**Task statement**
Give again, word for word, only the lines from the one containing "Read this page and output its text content." through the final line.

**Record set**

-*-

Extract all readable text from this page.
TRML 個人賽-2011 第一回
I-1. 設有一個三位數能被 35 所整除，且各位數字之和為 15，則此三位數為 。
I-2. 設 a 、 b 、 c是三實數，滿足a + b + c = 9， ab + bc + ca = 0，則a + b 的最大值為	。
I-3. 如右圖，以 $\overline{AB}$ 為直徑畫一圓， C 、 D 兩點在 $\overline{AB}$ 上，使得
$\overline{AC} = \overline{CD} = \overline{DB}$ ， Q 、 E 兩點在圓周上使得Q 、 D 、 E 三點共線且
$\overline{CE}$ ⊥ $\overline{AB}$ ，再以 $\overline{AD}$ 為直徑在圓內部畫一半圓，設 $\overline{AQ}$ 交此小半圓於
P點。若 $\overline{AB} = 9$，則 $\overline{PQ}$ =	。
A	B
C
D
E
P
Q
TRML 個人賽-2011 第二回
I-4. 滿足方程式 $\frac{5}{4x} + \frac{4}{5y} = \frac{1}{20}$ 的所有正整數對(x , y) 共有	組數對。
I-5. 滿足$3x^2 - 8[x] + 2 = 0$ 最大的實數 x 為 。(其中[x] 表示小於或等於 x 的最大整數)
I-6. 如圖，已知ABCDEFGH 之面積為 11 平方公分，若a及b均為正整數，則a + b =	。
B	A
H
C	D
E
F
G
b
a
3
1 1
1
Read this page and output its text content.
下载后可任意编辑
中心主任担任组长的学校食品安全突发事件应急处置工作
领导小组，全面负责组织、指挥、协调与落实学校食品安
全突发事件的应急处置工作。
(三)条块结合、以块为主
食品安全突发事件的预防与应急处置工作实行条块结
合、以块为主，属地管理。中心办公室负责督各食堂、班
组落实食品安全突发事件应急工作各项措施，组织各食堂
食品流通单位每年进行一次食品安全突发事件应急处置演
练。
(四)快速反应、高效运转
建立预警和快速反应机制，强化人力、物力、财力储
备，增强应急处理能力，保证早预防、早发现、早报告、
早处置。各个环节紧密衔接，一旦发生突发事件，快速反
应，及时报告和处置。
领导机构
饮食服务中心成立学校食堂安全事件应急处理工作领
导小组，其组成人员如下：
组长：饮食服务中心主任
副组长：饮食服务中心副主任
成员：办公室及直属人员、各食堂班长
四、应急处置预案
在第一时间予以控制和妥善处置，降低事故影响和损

-*-

**Exercise answer**
Read this page and output its text content.
下载后可任意编辑
中心主任担任组长的学校食品安全突发事件应急处置工作
领导小组，全面负责组织、指挥、协调与落实学校食品安
全突发事件的应急处置工作。
(三)条块结合、以块为主
食品安全突发事件的预防与应急处置工作实行条块结
合、以块为主，属地管理。中心办公室负责督各食堂、班
组落实食品安全突发事件应急工作各项措施，组织各食堂
食品流通单位每年进行一次食品安全突发事件应急处置演
练。
(四)快速反应、高效运转
建立预警和快速反应机制，强化人力、物力、财力储
备，增强应急处理能力，保证早预防、早发现、早报告、
早处置。各个环节紧密衔接，一旦发生突发事件，快速反
应，及时报告和处置。
领导机构
饮食服务中心成立学校食堂安全事件应急处理工作领
导小组，其组成人员如下：
组长：饮食服务中心主任
副组长：饮食服务中心副主任
成员：办公室及直属人员、各食堂班长
四、应急处置预案
在第一时间予以控制和妥善处置，降低事故影响和损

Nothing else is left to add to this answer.